*Task prompt*
Locate each line below that includes "Positions" and reproduce it.

Lines of data:

+---+

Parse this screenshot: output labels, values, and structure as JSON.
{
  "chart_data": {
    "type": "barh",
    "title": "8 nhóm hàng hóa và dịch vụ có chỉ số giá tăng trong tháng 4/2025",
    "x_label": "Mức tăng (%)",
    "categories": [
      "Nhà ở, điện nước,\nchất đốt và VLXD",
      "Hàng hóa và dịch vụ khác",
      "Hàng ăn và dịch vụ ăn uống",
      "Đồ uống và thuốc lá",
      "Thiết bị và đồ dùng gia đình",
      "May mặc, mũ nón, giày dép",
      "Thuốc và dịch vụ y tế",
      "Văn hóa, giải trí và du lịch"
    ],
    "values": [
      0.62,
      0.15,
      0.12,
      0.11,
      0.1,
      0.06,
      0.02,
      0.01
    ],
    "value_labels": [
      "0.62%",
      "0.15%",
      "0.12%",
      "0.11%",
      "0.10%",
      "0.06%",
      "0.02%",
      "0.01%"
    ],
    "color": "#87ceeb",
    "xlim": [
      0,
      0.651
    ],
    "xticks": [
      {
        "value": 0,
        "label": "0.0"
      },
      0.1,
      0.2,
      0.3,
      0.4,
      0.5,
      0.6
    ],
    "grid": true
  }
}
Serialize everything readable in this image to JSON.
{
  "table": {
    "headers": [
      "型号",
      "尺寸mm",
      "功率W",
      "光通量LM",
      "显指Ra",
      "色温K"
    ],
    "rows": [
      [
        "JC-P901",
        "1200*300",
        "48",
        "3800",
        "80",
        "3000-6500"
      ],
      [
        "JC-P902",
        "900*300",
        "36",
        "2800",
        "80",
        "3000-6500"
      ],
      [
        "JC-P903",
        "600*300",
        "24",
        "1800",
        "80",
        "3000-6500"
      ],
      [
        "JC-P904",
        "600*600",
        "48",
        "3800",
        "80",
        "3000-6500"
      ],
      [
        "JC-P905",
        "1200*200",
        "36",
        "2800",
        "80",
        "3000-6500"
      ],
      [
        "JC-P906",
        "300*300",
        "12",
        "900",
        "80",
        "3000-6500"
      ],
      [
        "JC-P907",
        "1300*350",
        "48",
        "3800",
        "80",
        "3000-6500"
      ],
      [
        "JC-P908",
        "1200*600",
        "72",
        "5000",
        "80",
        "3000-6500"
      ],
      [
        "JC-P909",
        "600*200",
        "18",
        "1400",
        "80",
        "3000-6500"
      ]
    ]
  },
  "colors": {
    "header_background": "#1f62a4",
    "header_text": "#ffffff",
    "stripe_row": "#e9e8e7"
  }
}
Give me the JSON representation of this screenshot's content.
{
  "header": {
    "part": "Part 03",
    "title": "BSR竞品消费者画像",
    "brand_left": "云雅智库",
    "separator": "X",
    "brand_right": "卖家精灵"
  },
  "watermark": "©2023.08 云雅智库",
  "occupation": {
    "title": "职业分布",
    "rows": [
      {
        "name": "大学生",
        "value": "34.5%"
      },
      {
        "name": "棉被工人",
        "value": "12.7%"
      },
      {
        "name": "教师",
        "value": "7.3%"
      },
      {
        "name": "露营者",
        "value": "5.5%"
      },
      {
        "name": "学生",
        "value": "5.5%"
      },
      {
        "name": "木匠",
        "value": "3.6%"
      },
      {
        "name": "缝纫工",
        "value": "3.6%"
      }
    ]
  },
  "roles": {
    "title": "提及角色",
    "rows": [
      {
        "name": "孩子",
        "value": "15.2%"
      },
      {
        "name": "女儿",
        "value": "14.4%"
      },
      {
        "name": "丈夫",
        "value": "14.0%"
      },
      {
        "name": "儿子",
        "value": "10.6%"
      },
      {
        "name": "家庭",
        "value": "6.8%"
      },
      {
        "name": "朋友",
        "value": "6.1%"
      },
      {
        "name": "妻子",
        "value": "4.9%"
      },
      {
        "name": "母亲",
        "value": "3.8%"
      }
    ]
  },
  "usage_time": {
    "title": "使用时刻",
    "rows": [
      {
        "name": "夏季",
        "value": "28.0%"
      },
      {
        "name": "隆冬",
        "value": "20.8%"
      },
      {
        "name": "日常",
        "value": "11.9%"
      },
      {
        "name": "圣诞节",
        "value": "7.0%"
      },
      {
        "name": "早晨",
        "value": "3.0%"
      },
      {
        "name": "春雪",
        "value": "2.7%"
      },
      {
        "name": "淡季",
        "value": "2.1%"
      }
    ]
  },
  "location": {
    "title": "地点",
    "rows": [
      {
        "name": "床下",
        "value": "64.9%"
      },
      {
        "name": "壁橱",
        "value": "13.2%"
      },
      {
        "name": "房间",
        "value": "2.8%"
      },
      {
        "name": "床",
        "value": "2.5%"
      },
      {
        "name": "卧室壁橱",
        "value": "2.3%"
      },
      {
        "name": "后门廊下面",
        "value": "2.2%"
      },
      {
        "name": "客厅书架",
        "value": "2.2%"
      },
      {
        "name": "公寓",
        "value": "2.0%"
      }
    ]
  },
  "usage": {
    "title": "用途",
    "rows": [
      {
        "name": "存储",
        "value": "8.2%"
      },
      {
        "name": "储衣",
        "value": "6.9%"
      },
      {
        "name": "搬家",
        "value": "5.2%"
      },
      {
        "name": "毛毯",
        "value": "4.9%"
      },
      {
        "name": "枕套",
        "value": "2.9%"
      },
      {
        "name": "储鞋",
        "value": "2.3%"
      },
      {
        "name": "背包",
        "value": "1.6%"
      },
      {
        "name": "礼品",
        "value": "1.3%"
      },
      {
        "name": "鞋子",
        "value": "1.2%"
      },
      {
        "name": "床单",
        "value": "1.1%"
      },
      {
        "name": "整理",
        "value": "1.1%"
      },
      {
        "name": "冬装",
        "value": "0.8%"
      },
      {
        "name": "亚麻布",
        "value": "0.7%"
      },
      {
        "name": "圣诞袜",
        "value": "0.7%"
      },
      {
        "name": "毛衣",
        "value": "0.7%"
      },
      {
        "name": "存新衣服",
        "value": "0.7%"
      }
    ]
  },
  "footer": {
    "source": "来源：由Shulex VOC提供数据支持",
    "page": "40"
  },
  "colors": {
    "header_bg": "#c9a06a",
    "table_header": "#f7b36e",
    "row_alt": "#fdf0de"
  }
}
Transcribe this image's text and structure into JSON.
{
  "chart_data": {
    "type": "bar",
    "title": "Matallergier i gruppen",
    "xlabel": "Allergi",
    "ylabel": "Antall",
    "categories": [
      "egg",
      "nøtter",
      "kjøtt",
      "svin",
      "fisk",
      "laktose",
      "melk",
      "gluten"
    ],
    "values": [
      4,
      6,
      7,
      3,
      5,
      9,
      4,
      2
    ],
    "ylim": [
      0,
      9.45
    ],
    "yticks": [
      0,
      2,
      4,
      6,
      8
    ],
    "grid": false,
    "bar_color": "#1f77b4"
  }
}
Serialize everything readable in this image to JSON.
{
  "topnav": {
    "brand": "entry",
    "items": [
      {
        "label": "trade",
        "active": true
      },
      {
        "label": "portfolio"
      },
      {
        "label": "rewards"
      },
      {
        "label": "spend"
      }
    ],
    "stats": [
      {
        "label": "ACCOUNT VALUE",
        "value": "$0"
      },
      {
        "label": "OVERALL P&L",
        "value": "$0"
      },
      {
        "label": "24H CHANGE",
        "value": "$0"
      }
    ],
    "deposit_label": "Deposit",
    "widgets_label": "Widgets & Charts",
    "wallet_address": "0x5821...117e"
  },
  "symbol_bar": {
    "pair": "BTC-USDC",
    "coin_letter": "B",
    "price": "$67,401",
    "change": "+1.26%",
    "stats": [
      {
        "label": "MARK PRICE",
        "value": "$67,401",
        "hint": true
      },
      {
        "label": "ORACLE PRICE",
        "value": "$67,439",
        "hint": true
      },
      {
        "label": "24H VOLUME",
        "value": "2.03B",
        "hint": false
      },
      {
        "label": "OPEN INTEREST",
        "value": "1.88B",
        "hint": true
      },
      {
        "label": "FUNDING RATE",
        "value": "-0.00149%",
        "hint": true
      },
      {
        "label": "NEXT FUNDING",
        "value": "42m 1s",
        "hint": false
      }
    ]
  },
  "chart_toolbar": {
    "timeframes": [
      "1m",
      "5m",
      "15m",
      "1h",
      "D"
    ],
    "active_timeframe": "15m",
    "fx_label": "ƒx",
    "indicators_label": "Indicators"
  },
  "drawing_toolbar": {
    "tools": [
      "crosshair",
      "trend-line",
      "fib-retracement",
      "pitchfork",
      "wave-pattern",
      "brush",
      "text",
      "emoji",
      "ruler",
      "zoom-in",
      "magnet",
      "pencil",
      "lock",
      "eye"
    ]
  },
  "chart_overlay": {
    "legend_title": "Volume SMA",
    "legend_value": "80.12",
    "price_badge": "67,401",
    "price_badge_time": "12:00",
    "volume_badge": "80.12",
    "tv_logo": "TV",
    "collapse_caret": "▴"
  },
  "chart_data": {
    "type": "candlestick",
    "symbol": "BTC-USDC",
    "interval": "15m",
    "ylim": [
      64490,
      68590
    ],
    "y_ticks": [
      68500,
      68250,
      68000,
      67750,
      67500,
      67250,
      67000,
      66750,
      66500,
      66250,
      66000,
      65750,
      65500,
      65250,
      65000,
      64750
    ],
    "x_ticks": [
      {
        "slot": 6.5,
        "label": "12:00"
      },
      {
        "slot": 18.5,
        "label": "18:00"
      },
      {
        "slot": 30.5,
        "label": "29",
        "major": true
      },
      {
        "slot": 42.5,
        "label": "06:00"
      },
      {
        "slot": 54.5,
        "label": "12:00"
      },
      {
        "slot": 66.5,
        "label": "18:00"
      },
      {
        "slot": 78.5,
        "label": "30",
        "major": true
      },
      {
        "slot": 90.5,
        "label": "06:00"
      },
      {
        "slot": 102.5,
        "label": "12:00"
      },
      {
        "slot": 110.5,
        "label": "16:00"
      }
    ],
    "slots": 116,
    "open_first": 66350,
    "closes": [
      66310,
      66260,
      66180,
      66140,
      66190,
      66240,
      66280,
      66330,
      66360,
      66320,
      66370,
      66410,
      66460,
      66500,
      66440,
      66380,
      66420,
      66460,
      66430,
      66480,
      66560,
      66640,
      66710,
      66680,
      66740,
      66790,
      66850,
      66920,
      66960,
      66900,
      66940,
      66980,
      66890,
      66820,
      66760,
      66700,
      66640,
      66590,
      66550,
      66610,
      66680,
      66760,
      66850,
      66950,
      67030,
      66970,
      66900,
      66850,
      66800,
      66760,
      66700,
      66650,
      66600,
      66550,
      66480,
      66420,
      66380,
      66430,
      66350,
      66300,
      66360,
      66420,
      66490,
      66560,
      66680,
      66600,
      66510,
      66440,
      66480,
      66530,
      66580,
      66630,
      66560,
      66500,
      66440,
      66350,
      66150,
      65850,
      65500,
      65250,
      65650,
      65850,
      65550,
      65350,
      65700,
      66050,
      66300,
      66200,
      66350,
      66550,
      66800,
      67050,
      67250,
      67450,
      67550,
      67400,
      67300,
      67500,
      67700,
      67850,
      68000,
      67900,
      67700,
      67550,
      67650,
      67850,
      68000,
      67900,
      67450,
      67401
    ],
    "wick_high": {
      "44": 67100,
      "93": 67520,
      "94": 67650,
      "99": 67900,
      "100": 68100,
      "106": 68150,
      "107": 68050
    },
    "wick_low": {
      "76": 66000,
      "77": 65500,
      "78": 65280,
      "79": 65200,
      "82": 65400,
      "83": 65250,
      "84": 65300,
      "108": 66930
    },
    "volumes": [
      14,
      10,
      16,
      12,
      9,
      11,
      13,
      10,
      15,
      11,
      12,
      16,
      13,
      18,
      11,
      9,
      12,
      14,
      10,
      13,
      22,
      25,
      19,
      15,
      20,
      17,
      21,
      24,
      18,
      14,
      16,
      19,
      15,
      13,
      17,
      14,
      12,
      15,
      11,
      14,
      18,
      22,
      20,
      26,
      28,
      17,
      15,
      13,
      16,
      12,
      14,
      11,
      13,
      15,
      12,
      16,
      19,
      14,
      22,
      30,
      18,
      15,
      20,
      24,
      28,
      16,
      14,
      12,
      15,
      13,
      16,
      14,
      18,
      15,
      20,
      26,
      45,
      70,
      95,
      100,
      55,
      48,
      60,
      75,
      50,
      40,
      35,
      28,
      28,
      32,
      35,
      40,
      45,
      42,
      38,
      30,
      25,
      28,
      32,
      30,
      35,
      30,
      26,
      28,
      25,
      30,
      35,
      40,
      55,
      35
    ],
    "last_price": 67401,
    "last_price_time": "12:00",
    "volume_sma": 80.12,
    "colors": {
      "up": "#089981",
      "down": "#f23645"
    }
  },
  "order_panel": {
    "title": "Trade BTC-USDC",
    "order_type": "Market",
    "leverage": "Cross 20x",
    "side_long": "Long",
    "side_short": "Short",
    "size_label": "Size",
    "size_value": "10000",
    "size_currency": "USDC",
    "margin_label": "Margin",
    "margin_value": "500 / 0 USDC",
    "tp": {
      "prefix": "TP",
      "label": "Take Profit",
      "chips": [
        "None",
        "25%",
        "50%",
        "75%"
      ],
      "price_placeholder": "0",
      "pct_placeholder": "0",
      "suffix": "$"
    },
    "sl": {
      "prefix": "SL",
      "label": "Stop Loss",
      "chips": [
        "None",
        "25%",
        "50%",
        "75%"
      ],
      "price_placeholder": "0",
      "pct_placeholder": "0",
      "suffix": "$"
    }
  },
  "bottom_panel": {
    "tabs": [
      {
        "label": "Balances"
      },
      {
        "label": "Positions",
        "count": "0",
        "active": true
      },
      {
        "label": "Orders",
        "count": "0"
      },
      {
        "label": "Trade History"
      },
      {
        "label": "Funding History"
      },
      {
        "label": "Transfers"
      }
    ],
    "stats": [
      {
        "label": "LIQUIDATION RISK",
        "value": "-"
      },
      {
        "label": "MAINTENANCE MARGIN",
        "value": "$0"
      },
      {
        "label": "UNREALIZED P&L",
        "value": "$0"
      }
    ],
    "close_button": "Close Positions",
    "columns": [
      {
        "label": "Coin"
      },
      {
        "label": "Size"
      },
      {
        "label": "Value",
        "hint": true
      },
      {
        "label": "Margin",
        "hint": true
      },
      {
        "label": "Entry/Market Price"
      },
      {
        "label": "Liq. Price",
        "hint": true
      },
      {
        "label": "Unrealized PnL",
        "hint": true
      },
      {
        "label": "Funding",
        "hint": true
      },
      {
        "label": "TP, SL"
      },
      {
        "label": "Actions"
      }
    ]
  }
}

+---+

*Final answer*
        "label": "Positions",
    "close_button": "Close Positions",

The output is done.